Written instruction:
Take every line where the string "screenshot" appears and copy it.

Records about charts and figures
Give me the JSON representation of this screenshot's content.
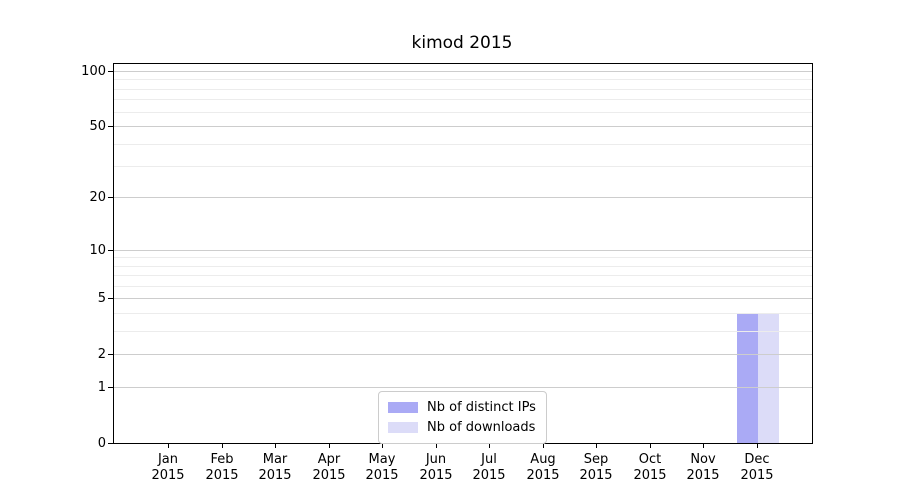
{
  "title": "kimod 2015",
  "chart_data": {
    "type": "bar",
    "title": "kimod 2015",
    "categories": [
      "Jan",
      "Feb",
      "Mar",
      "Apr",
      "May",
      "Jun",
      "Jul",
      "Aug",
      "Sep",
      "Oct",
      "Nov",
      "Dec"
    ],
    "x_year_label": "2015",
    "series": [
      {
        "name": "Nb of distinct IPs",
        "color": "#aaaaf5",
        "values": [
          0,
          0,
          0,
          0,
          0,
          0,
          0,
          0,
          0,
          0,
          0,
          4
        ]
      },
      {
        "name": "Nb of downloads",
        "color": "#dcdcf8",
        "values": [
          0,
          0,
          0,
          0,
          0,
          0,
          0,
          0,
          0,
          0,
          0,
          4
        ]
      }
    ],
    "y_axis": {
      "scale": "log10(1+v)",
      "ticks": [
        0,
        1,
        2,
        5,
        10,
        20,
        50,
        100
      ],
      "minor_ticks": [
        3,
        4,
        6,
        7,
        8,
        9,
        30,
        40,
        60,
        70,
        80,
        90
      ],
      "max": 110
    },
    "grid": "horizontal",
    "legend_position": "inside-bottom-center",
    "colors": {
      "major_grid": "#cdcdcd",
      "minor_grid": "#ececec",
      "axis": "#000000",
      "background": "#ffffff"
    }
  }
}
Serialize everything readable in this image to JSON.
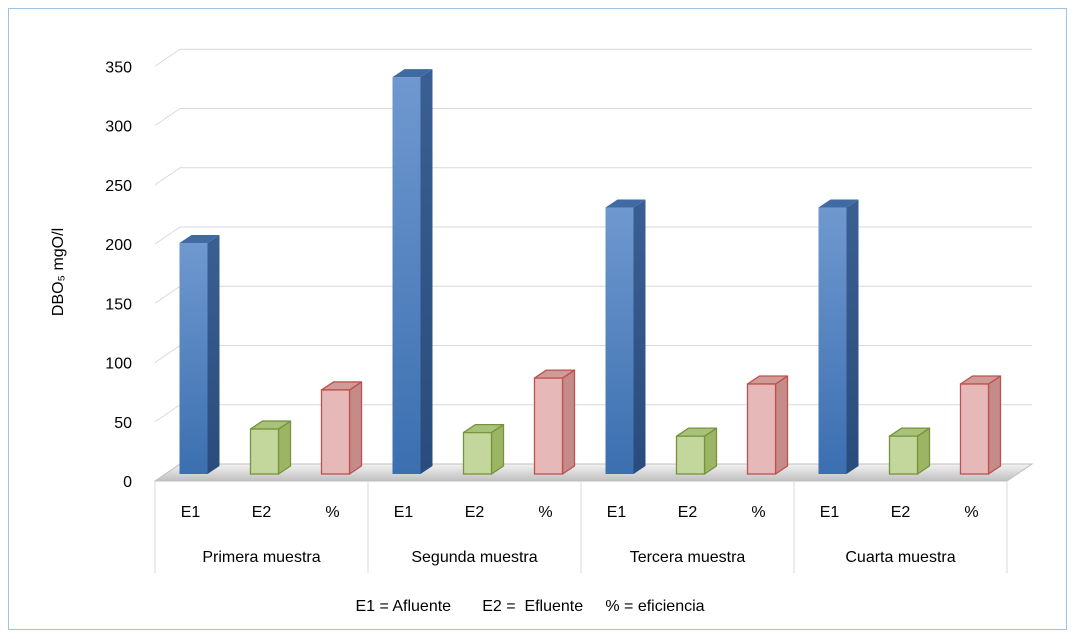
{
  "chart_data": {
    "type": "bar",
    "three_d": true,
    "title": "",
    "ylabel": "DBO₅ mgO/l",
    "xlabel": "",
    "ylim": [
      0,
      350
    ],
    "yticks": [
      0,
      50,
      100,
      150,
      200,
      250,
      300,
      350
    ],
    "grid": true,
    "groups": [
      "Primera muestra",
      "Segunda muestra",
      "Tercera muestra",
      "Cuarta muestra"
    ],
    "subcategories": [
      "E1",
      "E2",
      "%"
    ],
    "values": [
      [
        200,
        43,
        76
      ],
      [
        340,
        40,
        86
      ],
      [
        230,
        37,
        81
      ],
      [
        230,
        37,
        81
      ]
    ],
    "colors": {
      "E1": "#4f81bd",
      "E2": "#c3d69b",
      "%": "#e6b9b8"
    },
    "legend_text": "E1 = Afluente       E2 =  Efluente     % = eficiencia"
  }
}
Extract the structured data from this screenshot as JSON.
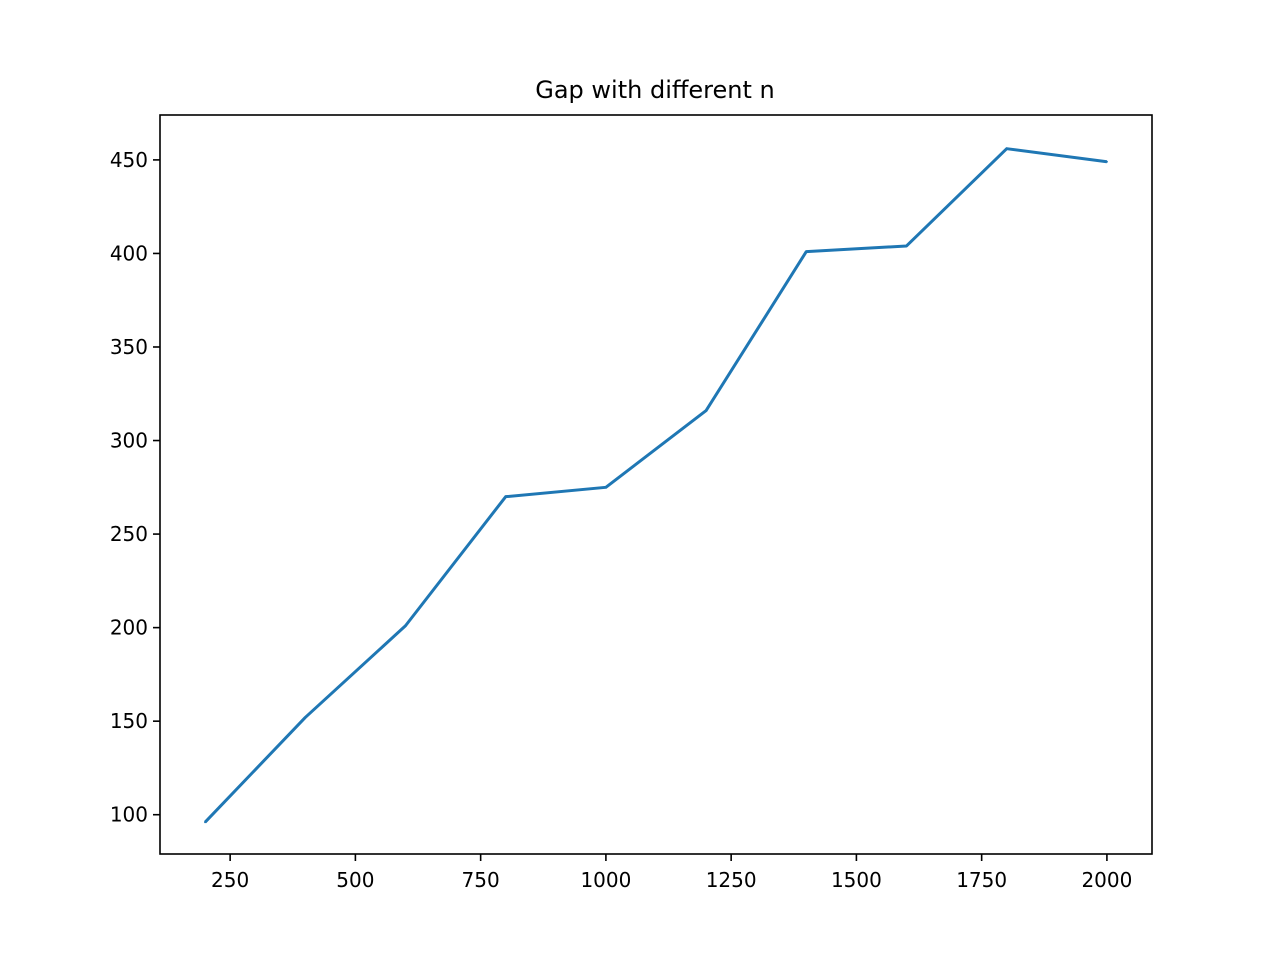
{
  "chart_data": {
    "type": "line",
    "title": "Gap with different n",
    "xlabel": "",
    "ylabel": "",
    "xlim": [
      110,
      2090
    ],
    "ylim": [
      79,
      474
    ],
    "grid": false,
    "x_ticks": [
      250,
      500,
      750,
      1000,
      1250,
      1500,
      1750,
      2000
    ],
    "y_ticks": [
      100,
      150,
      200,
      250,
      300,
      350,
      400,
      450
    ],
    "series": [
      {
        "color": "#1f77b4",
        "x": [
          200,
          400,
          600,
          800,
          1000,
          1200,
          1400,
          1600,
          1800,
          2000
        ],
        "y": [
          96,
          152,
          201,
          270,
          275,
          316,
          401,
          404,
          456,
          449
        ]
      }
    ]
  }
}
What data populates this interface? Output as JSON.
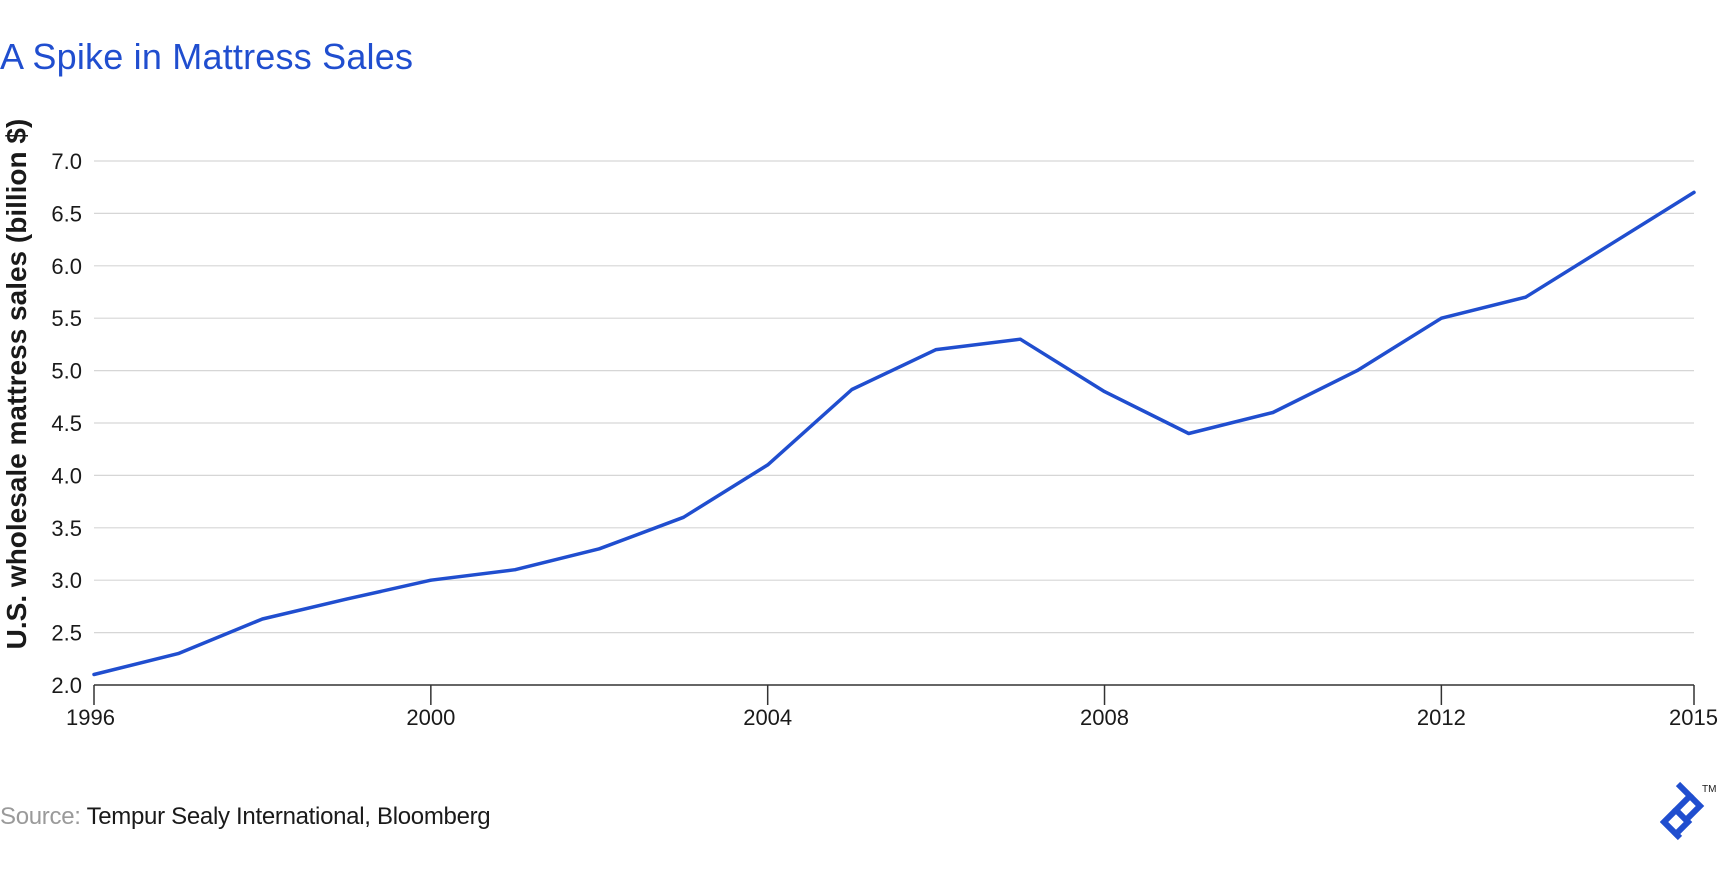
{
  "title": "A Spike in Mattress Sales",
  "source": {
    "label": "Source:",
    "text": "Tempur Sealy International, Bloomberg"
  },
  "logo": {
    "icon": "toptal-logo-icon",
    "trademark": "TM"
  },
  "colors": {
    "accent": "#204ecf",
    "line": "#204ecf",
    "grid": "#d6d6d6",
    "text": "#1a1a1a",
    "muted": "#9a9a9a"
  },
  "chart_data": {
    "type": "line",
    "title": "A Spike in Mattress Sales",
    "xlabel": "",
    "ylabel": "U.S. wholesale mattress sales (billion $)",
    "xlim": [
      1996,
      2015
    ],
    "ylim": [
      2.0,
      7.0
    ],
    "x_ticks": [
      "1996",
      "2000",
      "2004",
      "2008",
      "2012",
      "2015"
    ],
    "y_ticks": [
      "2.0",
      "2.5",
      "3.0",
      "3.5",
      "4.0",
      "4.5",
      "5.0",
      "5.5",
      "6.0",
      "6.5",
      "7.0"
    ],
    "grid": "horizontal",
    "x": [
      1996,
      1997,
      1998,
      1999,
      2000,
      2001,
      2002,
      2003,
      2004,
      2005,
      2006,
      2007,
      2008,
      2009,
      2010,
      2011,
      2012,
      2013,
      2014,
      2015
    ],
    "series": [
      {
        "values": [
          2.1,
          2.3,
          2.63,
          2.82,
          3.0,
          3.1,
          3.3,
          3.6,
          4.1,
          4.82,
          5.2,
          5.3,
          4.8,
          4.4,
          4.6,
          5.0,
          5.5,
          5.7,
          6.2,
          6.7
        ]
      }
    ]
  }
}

Completed exercise:
Give me the JSON representation of this screenshot's content.
Extract the structured data from this screenshot as JSON.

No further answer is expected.